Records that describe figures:
════════════════════
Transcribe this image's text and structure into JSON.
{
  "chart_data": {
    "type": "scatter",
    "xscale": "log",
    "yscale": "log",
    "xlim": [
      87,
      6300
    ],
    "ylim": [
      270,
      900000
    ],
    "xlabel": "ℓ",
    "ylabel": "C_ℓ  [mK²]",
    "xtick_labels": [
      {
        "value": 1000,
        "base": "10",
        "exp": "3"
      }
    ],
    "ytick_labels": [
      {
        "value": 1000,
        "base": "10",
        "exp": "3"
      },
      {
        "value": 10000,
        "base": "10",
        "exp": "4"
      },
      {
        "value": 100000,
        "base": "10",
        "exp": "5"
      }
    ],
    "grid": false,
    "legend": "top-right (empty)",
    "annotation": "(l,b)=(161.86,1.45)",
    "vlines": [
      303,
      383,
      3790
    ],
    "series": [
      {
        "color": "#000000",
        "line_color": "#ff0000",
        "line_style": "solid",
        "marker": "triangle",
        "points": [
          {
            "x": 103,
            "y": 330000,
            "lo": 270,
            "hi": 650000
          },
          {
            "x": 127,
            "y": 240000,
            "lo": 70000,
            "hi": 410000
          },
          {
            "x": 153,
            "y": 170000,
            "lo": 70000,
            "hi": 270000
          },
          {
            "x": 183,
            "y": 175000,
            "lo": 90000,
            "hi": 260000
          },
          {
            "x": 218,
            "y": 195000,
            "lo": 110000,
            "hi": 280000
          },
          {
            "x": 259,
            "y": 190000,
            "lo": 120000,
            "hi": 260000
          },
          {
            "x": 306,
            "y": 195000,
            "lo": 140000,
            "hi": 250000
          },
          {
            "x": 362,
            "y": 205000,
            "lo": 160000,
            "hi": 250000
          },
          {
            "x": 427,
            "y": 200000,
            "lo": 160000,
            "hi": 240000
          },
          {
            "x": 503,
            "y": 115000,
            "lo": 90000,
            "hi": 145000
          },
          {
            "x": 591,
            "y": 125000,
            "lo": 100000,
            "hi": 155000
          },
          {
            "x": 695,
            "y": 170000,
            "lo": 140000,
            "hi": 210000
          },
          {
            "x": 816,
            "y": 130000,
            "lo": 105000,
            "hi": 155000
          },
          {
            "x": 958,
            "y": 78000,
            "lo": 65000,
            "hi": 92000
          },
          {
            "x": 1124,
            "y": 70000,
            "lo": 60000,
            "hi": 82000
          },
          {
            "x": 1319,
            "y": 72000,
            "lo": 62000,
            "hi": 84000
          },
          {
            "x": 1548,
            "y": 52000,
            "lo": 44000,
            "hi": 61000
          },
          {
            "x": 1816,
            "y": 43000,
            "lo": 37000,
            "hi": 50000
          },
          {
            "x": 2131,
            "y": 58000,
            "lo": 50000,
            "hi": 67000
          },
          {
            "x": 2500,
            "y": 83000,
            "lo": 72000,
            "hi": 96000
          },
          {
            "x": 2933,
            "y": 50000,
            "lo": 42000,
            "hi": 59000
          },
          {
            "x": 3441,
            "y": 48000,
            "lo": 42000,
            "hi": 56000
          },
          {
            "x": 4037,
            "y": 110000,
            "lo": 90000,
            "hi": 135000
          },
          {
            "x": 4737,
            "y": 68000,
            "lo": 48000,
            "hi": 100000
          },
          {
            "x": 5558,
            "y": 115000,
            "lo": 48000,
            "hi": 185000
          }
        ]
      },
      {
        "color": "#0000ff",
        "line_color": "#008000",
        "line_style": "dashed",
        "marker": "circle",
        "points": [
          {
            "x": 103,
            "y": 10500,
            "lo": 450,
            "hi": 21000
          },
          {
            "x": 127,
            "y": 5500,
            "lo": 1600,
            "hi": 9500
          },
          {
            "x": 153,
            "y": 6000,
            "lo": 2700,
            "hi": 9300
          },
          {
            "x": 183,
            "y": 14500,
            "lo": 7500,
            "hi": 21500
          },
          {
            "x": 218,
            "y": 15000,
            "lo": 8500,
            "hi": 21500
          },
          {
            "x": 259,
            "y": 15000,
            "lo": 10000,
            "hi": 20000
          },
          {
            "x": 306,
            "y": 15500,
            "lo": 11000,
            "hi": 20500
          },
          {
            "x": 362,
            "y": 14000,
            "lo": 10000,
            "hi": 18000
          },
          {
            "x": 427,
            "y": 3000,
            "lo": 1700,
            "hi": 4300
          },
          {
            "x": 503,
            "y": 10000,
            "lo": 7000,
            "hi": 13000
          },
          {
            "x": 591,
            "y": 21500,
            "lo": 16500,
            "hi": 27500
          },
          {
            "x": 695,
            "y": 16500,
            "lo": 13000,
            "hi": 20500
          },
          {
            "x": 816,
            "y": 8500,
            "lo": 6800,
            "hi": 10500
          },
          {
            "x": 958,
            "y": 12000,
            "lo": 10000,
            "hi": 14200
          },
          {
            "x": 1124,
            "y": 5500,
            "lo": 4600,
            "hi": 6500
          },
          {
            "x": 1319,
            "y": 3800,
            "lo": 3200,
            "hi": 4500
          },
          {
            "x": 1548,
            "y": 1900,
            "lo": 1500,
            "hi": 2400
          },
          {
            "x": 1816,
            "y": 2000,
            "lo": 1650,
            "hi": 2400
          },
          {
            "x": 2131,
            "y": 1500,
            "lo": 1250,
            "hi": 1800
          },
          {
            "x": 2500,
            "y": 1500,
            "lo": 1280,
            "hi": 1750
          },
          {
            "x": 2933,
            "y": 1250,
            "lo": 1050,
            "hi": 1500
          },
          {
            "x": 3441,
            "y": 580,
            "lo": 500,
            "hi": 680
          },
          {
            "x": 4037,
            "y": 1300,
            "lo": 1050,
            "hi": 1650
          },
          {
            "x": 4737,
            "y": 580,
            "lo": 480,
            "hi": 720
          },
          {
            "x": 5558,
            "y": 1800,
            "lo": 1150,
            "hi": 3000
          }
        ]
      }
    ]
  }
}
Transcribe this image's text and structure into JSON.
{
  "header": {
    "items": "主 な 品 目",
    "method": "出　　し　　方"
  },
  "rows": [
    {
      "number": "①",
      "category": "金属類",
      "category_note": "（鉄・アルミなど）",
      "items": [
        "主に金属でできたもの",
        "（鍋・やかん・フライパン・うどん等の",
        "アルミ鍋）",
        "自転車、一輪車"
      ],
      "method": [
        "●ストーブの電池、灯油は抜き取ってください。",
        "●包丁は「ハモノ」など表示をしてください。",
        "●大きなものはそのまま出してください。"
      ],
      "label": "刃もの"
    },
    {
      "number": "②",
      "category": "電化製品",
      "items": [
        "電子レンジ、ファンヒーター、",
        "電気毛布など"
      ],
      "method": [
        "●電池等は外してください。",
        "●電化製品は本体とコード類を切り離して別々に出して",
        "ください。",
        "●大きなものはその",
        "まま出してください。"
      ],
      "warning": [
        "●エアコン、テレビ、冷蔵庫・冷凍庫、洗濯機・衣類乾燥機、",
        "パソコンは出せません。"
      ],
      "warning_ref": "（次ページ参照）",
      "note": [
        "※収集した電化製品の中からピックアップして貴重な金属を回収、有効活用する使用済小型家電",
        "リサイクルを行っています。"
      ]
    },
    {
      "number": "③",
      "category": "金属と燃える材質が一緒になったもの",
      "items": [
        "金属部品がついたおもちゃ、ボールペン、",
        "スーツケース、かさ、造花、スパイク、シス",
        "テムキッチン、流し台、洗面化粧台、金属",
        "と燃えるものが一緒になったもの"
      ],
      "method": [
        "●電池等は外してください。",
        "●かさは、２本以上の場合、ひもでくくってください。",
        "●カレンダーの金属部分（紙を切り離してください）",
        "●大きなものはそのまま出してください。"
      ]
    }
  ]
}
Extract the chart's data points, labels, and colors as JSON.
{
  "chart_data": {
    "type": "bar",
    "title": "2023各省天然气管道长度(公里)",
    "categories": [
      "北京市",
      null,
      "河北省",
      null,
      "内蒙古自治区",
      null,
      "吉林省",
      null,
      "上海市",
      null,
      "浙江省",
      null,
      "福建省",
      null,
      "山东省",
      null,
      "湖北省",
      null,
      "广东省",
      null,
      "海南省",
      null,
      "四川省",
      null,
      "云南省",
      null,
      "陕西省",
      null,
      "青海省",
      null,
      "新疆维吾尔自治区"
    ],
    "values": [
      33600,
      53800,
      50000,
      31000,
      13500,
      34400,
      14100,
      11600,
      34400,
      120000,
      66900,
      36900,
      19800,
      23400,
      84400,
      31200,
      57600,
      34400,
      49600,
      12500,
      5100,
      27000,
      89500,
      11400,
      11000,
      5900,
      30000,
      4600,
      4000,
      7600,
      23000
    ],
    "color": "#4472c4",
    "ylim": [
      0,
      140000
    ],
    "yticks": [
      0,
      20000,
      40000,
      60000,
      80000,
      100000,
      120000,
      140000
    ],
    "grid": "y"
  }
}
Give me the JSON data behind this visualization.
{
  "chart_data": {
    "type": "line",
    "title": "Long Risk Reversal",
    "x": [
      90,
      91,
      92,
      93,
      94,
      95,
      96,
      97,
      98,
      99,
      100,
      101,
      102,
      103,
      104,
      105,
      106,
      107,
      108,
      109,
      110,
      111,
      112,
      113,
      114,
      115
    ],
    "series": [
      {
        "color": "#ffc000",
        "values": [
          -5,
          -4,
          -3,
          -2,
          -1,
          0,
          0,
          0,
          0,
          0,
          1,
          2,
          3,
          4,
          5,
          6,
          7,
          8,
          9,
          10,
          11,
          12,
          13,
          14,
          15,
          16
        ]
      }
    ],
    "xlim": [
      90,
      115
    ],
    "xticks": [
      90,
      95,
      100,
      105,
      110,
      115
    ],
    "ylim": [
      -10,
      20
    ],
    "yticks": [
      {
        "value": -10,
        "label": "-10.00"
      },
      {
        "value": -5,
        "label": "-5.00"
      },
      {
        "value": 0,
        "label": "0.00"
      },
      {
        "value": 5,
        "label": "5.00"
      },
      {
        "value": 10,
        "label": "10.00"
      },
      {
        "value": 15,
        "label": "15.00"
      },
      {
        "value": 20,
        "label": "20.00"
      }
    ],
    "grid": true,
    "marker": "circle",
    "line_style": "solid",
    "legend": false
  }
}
════════════════════
● **The task**:
Copy out every line where the word "legend" occurs.

● **Task answer**:
    "legend": "top-right (empty)",
    "legend": false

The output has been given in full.